**Written instruction**
Give back all the data exactly, line by line.

**Dataset extract**
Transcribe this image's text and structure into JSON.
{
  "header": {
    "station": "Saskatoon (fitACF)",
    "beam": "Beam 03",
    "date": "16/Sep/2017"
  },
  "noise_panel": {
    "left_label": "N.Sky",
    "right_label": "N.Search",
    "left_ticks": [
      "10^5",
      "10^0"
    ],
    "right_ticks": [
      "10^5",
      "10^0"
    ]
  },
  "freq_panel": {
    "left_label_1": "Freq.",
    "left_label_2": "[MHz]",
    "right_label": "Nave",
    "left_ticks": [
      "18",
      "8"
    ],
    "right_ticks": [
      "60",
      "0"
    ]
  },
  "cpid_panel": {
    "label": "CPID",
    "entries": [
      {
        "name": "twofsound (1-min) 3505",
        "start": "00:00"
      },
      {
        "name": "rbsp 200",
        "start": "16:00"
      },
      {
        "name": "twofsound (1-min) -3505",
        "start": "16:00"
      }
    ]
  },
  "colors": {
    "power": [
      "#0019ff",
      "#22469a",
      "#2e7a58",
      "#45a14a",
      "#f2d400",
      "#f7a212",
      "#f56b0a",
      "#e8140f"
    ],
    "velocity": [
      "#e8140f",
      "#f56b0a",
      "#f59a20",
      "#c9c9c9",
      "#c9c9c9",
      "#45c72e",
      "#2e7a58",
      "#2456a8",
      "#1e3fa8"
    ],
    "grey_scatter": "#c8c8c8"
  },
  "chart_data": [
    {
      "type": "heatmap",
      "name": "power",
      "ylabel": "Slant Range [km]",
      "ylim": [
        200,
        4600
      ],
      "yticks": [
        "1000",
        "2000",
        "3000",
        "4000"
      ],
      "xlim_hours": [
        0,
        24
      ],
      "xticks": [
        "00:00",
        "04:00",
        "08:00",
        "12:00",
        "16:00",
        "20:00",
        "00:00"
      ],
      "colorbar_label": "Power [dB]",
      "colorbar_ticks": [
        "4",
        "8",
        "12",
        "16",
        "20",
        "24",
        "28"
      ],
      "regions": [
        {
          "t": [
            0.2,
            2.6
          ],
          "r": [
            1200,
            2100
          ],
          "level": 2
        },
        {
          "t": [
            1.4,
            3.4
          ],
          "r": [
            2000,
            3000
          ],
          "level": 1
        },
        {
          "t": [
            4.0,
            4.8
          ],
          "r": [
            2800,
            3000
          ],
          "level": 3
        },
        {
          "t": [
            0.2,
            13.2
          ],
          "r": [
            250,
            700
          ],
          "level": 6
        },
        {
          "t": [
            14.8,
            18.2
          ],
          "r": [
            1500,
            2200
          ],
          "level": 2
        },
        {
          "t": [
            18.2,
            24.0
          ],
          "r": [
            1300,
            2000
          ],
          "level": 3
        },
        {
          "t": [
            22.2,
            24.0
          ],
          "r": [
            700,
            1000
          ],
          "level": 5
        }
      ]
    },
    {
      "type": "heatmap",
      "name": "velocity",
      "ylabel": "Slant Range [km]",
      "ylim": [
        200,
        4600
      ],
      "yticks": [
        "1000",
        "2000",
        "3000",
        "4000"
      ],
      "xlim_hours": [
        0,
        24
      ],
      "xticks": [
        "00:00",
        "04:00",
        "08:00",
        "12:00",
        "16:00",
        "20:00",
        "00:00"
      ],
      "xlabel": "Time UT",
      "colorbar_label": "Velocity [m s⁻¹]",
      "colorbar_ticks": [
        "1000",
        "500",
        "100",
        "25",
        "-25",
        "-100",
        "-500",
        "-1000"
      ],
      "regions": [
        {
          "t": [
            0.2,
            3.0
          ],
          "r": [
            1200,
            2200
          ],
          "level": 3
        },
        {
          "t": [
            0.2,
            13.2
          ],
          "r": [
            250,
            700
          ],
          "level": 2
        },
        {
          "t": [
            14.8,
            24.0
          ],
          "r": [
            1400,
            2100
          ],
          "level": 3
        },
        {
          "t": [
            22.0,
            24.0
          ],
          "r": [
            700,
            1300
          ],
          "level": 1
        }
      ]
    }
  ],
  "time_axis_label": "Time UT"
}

**Written reply**
Transcribe this image's text and structure into JSON.
{
  "header": {
    "station": "Saskatoon (fitACF)",
    "beam": "Beam 03",
    "date": "16/Sep/2017"
  },
  "noise_panel": {
    "left_label": "N.Sky",
    "right_label": "N.Search",
    "left_ticks": [
      "10^5",
      "10^0"
    ],
    "right_ticks": [
      "10^5",
      "10^0"
    ]
  },
  "freq_panel": {
    "left_label_1": "Freq.",
    "left_label_2": "[MHz]",
    "right_label": "Nave",
    "left_ticks": [
      "18",
      "8"
    ],
    "right_ticks": [
      "60",
      "0"
    ]
  },
  "cpid_panel": {
    "label": "CPID",
    "entries": [
      {
        "name": "twofsound (1-min) 3505",
        "start": "00:00"
      },
      {
        "name": "rbsp 200",
        "start": "16:00"
      },
      {
        "name": "twofsound (1-min) -3505",
        "start": "16:00"
      }
    ]
  },
  "colors": {
    "power": [
      "#0019ff",
      "#22469a",
      "#2e7a58",
      "#45a14a",
      "#f2d400",
      "#f7a212",
      "#f56b0a",
      "#e8140f"
    ],
    "velocity": [
      "#e8140f",
      "#f56b0a",
      "#f59a20",
      "#c9c9c9",
      "#c9c9c9",
      "#45c72e",
      "#2e7a58",
      "#2456a8",
      "#1e3fa8"
    ],
    "grey_scatter": "#c8c8c8"
  },
  "chart_data": [
    {
      "type": "heatmap",
      "name": "power",
      "ylabel": "Slant Range [km]",
      "ylim": [
        200,
        4600
      ],
      "yticks": [
        "1000",
        "2000",
        "3000",
        "4000"
      ],
      "xlim_hours": [
        0,
        24
      ],
      "xticks": [
        "00:00",
        "04:00",
        "08:00",
        "12:00",
        "16:00",
        "20:00",
        "00:00"
      ],
      "colorbar_label": "Power [dB]",
      "colorbar_ticks": [
        "4",
        "8",
        "12",
        "16",
        "20",
        "24",
        "28"
      ],
      "regions": [
        {
          "t": [
            0.2,
            2.6
          ],
          "r": [
            1200,
            2100
          ],
          "level": 2
        },
        {
          "t": [
            1.4,
            3.4
          ],
          "r": [
            2000,
            3000
          ],
          "level": 1
        },
        {
          "t": [
            4.0,
            4.8
          ],
          "r": [
            2800,
            3000
          ],
          "level": 3
        },
        {
          "t": [
            0.2,
            13.2
          ],
          "r": [
            250,
            700
          ],
          "level": 6
        },
        {
          "t": [
            14.8,
            18.2
          ],
          "r": [
            1500,
            2200
          ],
          "level": 2
        },
        {
          "t": [
            18.2,
            24.0
          ],
          "r": [
            1300,
            2000
          ],
          "level": 3
        },
        {
          "t": [
            22.2,
            24.0
          ],
          "r": [
            700,
            1000
          ],
          "level": 5
        }
      ]
    },
    {
      "type": "heatmap",
      "name": "velocity",
      "ylabel": "Slant Range [km]",
      "ylim": [
        200,
        4600
      ],
      "yticks": [
        "1000",
        "2000",
        "3000",
        "4000"
      ],
      "xlim_hours": [
        0,
        24
      ],
      "xticks": [
        "00:00",
        "04:00",
        "08:00",
        "12:00",
        "16:00",
        "20:00",
        "00:00"
      ],
      "xlabel": "Time UT",
      "colorbar_label": "Velocity [m s⁻¹]",
      "colorbar_ticks": [
        "1000",
        "500",
        "100",
        "25",
        "-25",
        "-100",
        "-500",
        "-1000"
      ],
      "regions": [
        {
          "t": [
            0.2,
            3.0
          ],
          "r": [
            1200,
            2200
          ],
          "level": 3
        },
        {
          "t": [
            0.2,
            13.2
          ],
          "r": [
            250,
            700
          ],
          "level": 2
        },
        {
          "t": [
            14.8,
            24.0
          ],
          "r": [
            1400,
            2100
          ],
          "level": 3
        },
        {
          "t": [
            22.0,
            24.0
          ],
          "r": [
            700,
            1300
          ],
          "level": 1
        }
      ]
    }
  ],
  "time_axis_label": "Time UT"
}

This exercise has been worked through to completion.